§ To do
Search the records for "Nadmorska" and copy each line that holds it.
[Begin Records for the task]
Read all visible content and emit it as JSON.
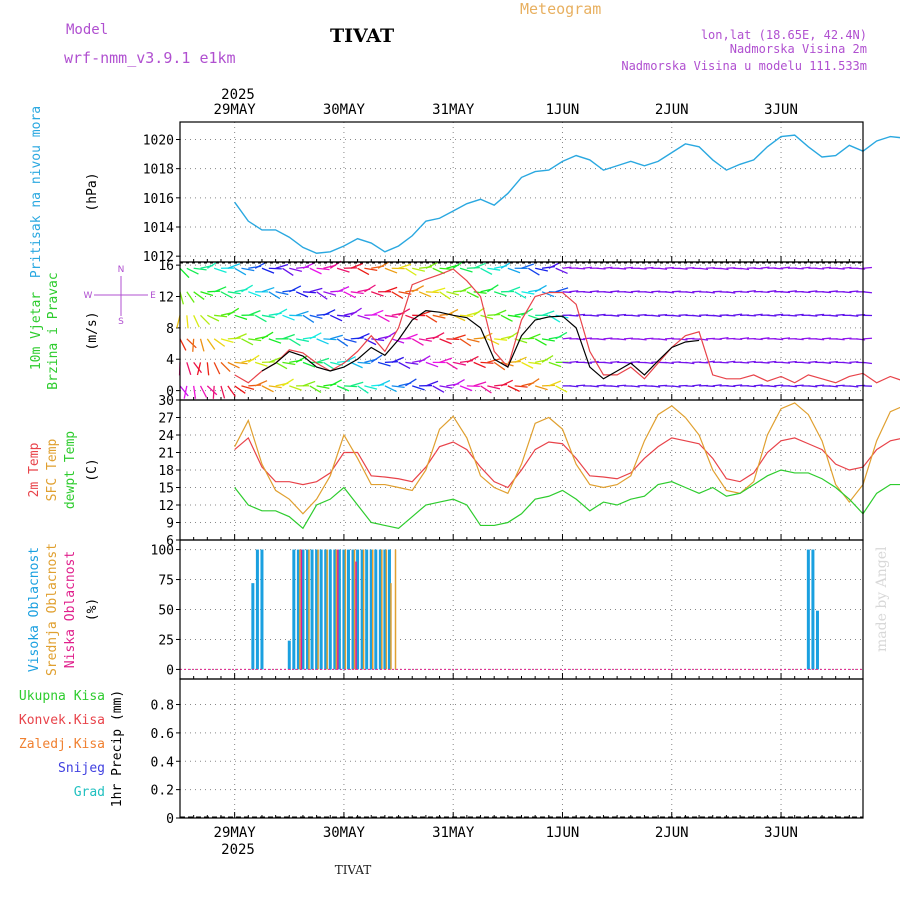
{
  "header": {
    "model_label": "Model",
    "model_name": "wrf-nmm_v3.9.1  e1km",
    "station": "TIVAT",
    "product": "Meteogram",
    "lonlat": "lon,lat (18.65E, 42.4N)",
    "elevation": "Nadmorska Visina 2m",
    "model_elevation": "Nadmorska Visina u modelu 111.533m",
    "footer_station": "TIVAT",
    "watermark": "made by Angel",
    "year_top": "2025",
    "year_bottom": "2025"
  },
  "colors": {
    "pressure": "#2aa8e0",
    "temp2m": "#e8434a",
    "sfctemp": "#e0a030",
    "dewpt": "#2ecc2e",
    "cloud_high": "#1aa0e0",
    "cloud_mid": "#e0a030",
    "cloud_low": "#e0208c",
    "wind_speed": "#000000",
    "wind_gust": "#e8434a",
    "grid": "#888888"
  },
  "chart_data": [
    {
      "type": "line",
      "id": "pressure",
      "ylabel": "(hPa)",
      "side_labels": [
        "Pritisak na nivou mora"
      ],
      "ylim": [
        1011.6,
        1021.2
      ],
      "yticks": [
        1012,
        1014,
        1016,
        1018,
        1020
      ],
      "x_days": [
        "29MAY",
        "30MAY",
        "31MAY",
        "1JUN",
        "2JUN",
        "3JUN"
      ],
      "series": [
        {
          "x": [
            0,
            3,
            6,
            9,
            12,
            15,
            18,
            21,
            24,
            27,
            30,
            33,
            36,
            39,
            42,
            45,
            48,
            51,
            54,
            57,
            60,
            63,
            66,
            69,
            72,
            75,
            78,
            81,
            84,
            87,
            90,
            93,
            96,
            99,
            102,
            105,
            108,
            111,
            114,
            117,
            120,
            123,
            126,
            129,
            132,
            135,
            138,
            141,
            144,
            147,
            150
          ],
          "values": [
            1015.7,
            1014.4,
            1013.8,
            1013.8,
            1013.3,
            1012.6,
            1012.2,
            1012.3,
            1012.7,
            1013.2,
            1012.9,
            1012.3,
            1012.7,
            1013.4,
            1014.4,
            1014.6,
            1015.1,
            1015.6,
            1015.9,
            1015.5,
            1016.3,
            1017.4,
            1017.8,
            1017.9,
            1018.5,
            1018.9,
            1018.6,
            1017.9,
            1018.2,
            1018.5,
            1018.2,
            1018.5,
            1019.1,
            1019.7,
            1019.5,
            1018.6,
            1017.9,
            1018.3,
            1018.6,
            1019.5,
            1020.2,
            1020.3,
            1019.5,
            1018.8,
            1018.9,
            1019.6,
            1019.2,
            1019.9,
            1020.2,
            1020.1,
            1019.7
          ]
        }
      ]
    },
    {
      "type": "line",
      "id": "wind",
      "ylabel": "(m/s)",
      "side_labels": [
        "10m Vjetar",
        "Brzina i Pravac"
      ],
      "compass": [
        "N",
        "W",
        "E",
        "S"
      ],
      "ylim": [
        -1.2,
        16.4
      ],
      "yticks": [
        0,
        4,
        8,
        12,
        16
      ],
      "series": [
        {
          "name": "speed",
          "x": [
            6,
            9,
            12,
            15,
            18,
            21,
            24,
            27,
            30,
            33,
            36,
            39,
            42,
            45,
            48,
            51,
            54,
            57,
            60,
            63,
            66,
            69,
            72,
            75,
            78,
            81,
            84,
            87,
            90,
            93,
            96,
            99,
            102
          ],
          "values": [
            2.5,
            3.5,
            5.0,
            4.4,
            3.0,
            2.5,
            3.0,
            4.0,
            5.5,
            4.5,
            6.5,
            9.0,
            10.2,
            10.0,
            9.6,
            9.3,
            8.0,
            4.0,
            3.0,
            7.0,
            9.0,
            9.4,
            9.5,
            8.0,
            3.0,
            1.5,
            2.5,
            3.5,
            2.0,
            3.8,
            5.5,
            6.2,
            6.4
          ]
        },
        {
          "name": "gust",
          "x": [
            0,
            3,
            6,
            9,
            12,
            15,
            18,
            21,
            24,
            27,
            30,
            33,
            36,
            39,
            42,
            45,
            48,
            51,
            54,
            57,
            60,
            63,
            66,
            69,
            72,
            75,
            78,
            81,
            84,
            87,
            90,
            93,
            96,
            99,
            102,
            105,
            108,
            111,
            114,
            117,
            120,
            123,
            126,
            129,
            132,
            135,
            138,
            141,
            144,
            147,
            150
          ],
          "values": [
            2.0,
            1.0,
            2.5,
            3.5,
            5.2,
            4.8,
            3.5,
            2.5,
            3.5,
            5.0,
            7.0,
            5.0,
            8.0,
            13.5,
            14.2,
            14.8,
            15.5,
            14.0,
            12.0,
            5.0,
            3.0,
            9.0,
            12.0,
            12.5,
            12.5,
            11.0,
            5.0,
            2.0,
            2.0,
            3.0,
            1.5,
            3.5,
            5.5,
            7.0,
            7.5,
            2.0,
            1.5,
            1.5,
            2.0,
            1.2,
            1.8,
            1.0,
            2.0,
            1.5,
            1.0,
            1.8,
            2.2,
            1.0,
            1.8,
            1.2,
            1.5
          ]
        }
      ]
    },
    {
      "type": "line",
      "id": "temperature",
      "ylabel": "(C)",
      "side_labels": [
        "2m Temp",
        "SFC Temp",
        "dewpt Temp"
      ],
      "ylim": [
        6,
        30
      ],
      "yticks": [
        6,
        9,
        12,
        15,
        18,
        21,
        24,
        27,
        30
      ],
      "series": [
        {
          "name": "2m Temp",
          "x": [
            0,
            3,
            6,
            9,
            12,
            15,
            18,
            21,
            24,
            27,
            30,
            33,
            36,
            39,
            42,
            45,
            48,
            51,
            54,
            57,
            60,
            63,
            66,
            69,
            72,
            75,
            78,
            81,
            84,
            87,
            90,
            93,
            96,
            99,
            102,
            105,
            108,
            111,
            114,
            117,
            120,
            123,
            126,
            129,
            132,
            135,
            138,
            141,
            144,
            147,
            150
          ],
          "values": [
            21.5,
            23.5,
            18.5,
            16.0,
            16.0,
            15.5,
            16.0,
            17.5,
            21.0,
            21.0,
            17.0,
            16.8,
            16.5,
            16.0,
            18.5,
            22.0,
            22.8,
            21.5,
            18.5,
            16.0,
            15.0,
            18.0,
            21.5,
            22.8,
            22.5,
            20.0,
            17.0,
            16.8,
            16.5,
            17.5,
            20.0,
            22.0,
            23.5,
            23.0,
            22.5,
            20.0,
            16.5,
            16.0,
            17.5,
            21.0,
            23.0,
            23.5,
            22.5,
            21.5,
            19.0,
            18.0,
            18.5,
            21.5,
            23.0,
            23.5,
            24.0
          ]
        },
        {
          "name": "SFC Temp",
          "x": [
            0,
            3,
            6,
            9,
            12,
            15,
            18,
            21,
            24,
            27,
            30,
            33,
            36,
            39,
            42,
            45,
            48,
            51,
            54,
            57,
            60,
            63,
            66,
            69,
            72,
            75,
            78,
            81,
            84,
            87,
            90,
            93,
            96,
            99,
            102,
            105,
            108,
            111,
            114,
            117,
            120,
            123,
            126,
            129,
            132,
            135,
            138,
            141,
            144,
            147,
            150
          ],
          "values": [
            22.0,
            26.5,
            19.0,
            14.5,
            13.0,
            10.5,
            13.0,
            17.0,
            24.0,
            20.0,
            15.5,
            15.5,
            15.0,
            14.5,
            18.0,
            25.0,
            27.2,
            23.5,
            17.0,
            15.0,
            14.0,
            19.0,
            26.0,
            27.0,
            25.0,
            19.0,
            15.5,
            15.0,
            15.5,
            17.0,
            23.0,
            27.5,
            29.0,
            27.0,
            24.0,
            18.0,
            14.5,
            14.0,
            16.0,
            24.0,
            28.5,
            29.5,
            27.5,
            23.0,
            15.5,
            12.5,
            15.5,
            23.0,
            28.0,
            29.0,
            29.0
          ]
        },
        {
          "name": "dewpt Temp",
          "x": [
            0,
            3,
            6,
            9,
            12,
            15,
            18,
            21,
            24,
            27,
            30,
            33,
            36,
            39,
            42,
            45,
            48,
            51,
            54,
            57,
            60,
            63,
            66,
            69,
            72,
            75,
            78,
            81,
            84,
            87,
            90,
            93,
            96,
            99,
            102,
            105,
            108,
            111,
            114,
            117,
            120,
            123,
            126,
            129,
            132,
            135,
            138,
            141,
            144,
            147,
            150
          ],
          "values": [
            15.0,
            12.0,
            11.0,
            11.0,
            10.0,
            8.0,
            12.0,
            13.0,
            15.0,
            12.0,
            9.0,
            8.5,
            8.0,
            10.0,
            12.0,
            12.5,
            13.0,
            12.0,
            8.5,
            8.5,
            9.0,
            10.5,
            13.0,
            13.5,
            14.5,
            13.0,
            11.0,
            12.5,
            12.0,
            13.0,
            13.5,
            15.5,
            16.0,
            15.0,
            14.0,
            15.0,
            13.5,
            14.0,
            15.5,
            17.0,
            18.0,
            17.5,
            17.5,
            16.5,
            15.0,
            13.0,
            10.5,
            14.0,
            15.5,
            15.5,
            15.5
          ]
        }
      ]
    },
    {
      "type": "bar",
      "id": "clouds",
      "ylabel": "(%)",
      "side_labels": [
        "Visoka Oblacnost",
        "Srednja Oblacnost",
        "Niska Oblacnost"
      ],
      "ylim": [
        -8,
        108
      ],
      "yticks": [
        0,
        25,
        50,
        75,
        100
      ],
      "series": [
        {
          "name": "Visoka",
          "x": [
            4,
            5,
            6,
            12,
            13,
            14,
            15,
            16,
            17,
            18,
            19,
            20,
            21,
            22,
            23,
            24,
            25,
            26,
            27,
            28,
            29,
            30,
            31,
            32,
            33,
            34,
            126,
            127,
            128
          ],
          "values": [
            72,
            100,
            100,
            24,
            100,
            100,
            100,
            100,
            100,
            100,
            100,
            100,
            100,
            100,
            100,
            100,
            100,
            100,
            100,
            100,
            100,
            100,
            100,
            100,
            100,
            100,
            100,
            100,
            49
          ]
        },
        {
          "name": "Srednja",
          "x": [
            14,
            16,
            18,
            20,
            22,
            24,
            26,
            28,
            30,
            32,
            33,
            34,
            35
          ],
          "values": [
            100,
            100,
            100,
            100,
            100,
            100,
            100,
            100,
            100,
            100,
            100,
            72,
            100
          ]
        },
        {
          "name": "Niska",
          "x": [
            14,
            22,
            26
          ],
          "values": [
            100,
            100,
            90
          ]
        }
      ]
    },
    {
      "type": "bar",
      "id": "precip",
      "ylabel": "1hr Precip (mm)",
      "side_labels": [
        "Ukupna Kisa",
        "Konvek.Kisa",
        "Zaledj.Kisa",
        "Snijeg",
        "Grad"
      ],
      "ylim": [
        0,
        0.98
      ],
      "yticks": [
        0,
        0.2,
        0.4,
        0.6,
        0.8
      ],
      "series": []
    }
  ],
  "x_axis": {
    "start_hour": -12,
    "end_hour": 138,
    "day_hours": [
      0,
      24,
      48,
      72,
      96,
      120
    ]
  }
}
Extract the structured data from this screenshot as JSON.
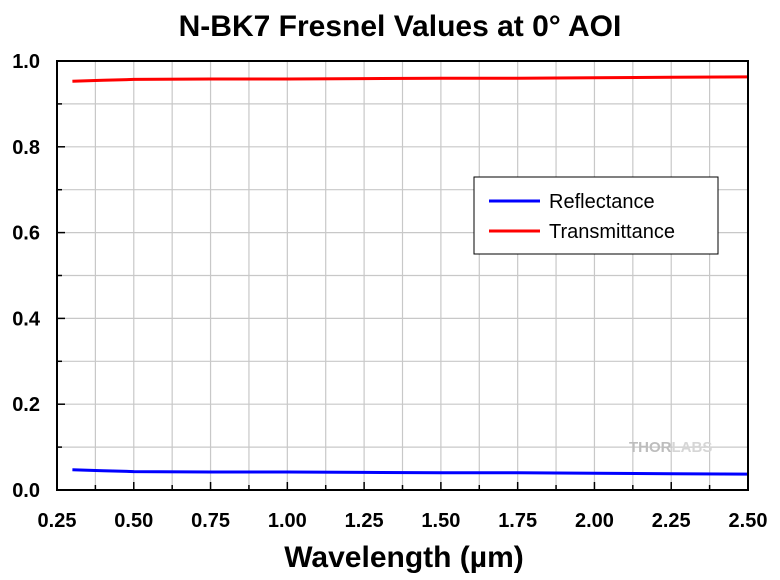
{
  "chart_data": {
    "type": "line",
    "title": "N-BK7 Fresnel Values at 0° AOI",
    "xlabel": "Wavelength (µm)",
    "ylabel": "",
    "xlim": [
      0.25,
      2.5
    ],
    "ylim": [
      0.0,
      1.0
    ],
    "xticks": [
      "0.25",
      "0.50",
      "0.75",
      "1.00",
      "1.25",
      "1.50",
      "1.75",
      "2.00",
      "2.25",
      "2.50"
    ],
    "yticks": [
      "0.0",
      "0.2",
      "0.4",
      "0.6",
      "0.8",
      "1.0"
    ],
    "grid": true,
    "legend_position": "right-middle",
    "series": [
      {
        "name": "Reflectance",
        "color": "#0000ff",
        "x": [
          0.3,
          0.35,
          0.4,
          0.5,
          0.75,
          1.0,
          1.25,
          1.5,
          1.75,
          2.0,
          2.25,
          2.5
        ],
        "y": [
          0.047,
          0.046,
          0.045,
          0.043,
          0.042,
          0.042,
          0.041,
          0.04,
          0.04,
          0.039,
          0.038,
          0.037
        ]
      },
      {
        "name": "Transmittance",
        "color": "#ff0000",
        "x": [
          0.3,
          0.35,
          0.4,
          0.5,
          0.75,
          1.0,
          1.25,
          1.5,
          1.75,
          2.0,
          2.25,
          2.5
        ],
        "y": [
          0.953,
          0.954,
          0.955,
          0.957,
          0.958,
          0.958,
          0.959,
          0.96,
          0.96,
          0.961,
          0.962,
          0.963
        ]
      }
    ]
  },
  "watermark": {
    "part_a": "THOR",
    "part_b": "LABS"
  }
}
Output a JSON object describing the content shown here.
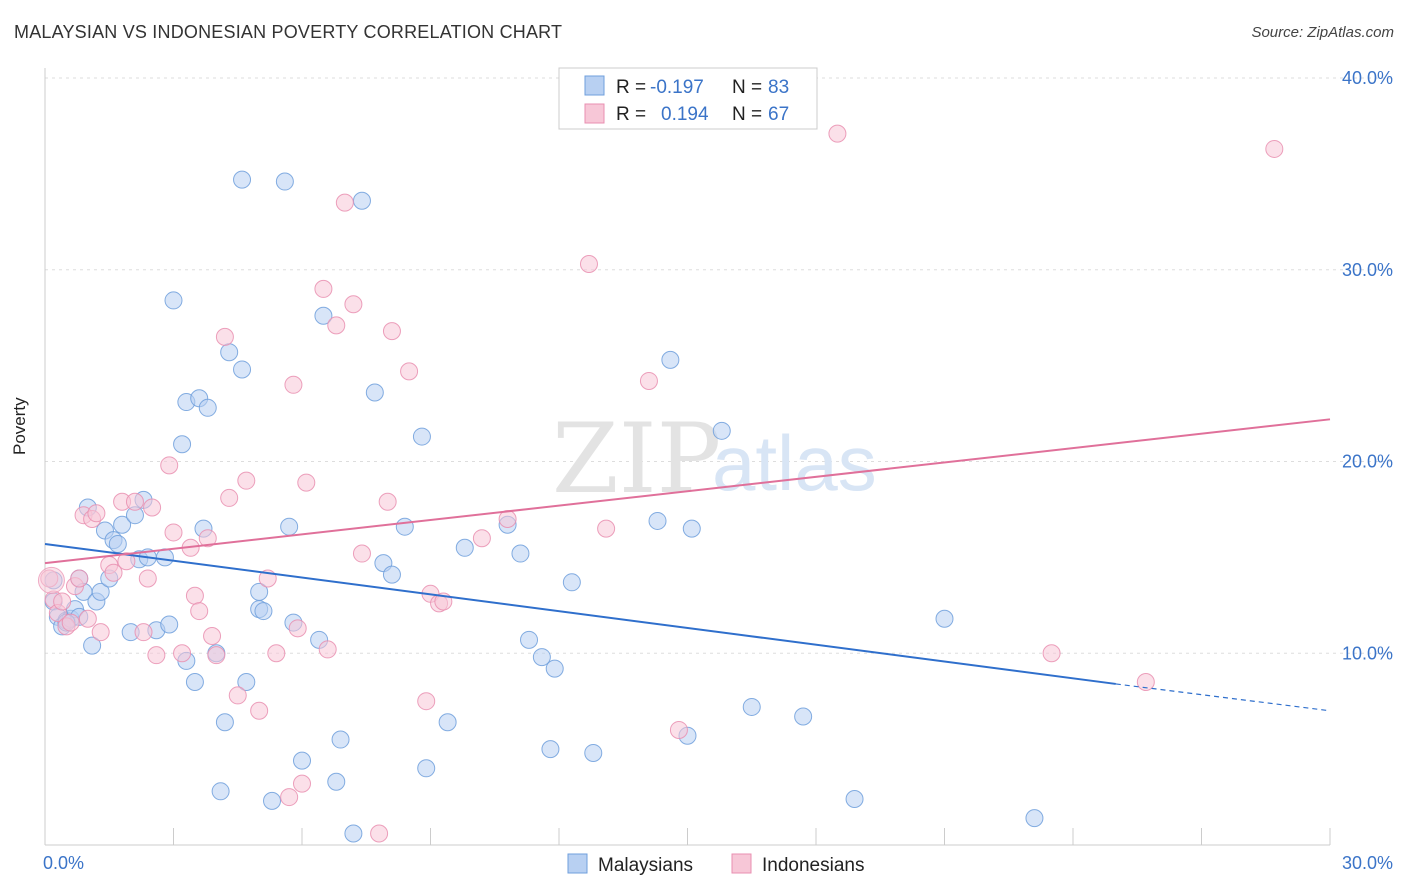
[End Records for the task]
§ Output
    "elevation": "Nadmorska Visina 2m",
    "model_elevation": "Nadmorska Visina u modelu 111.533m",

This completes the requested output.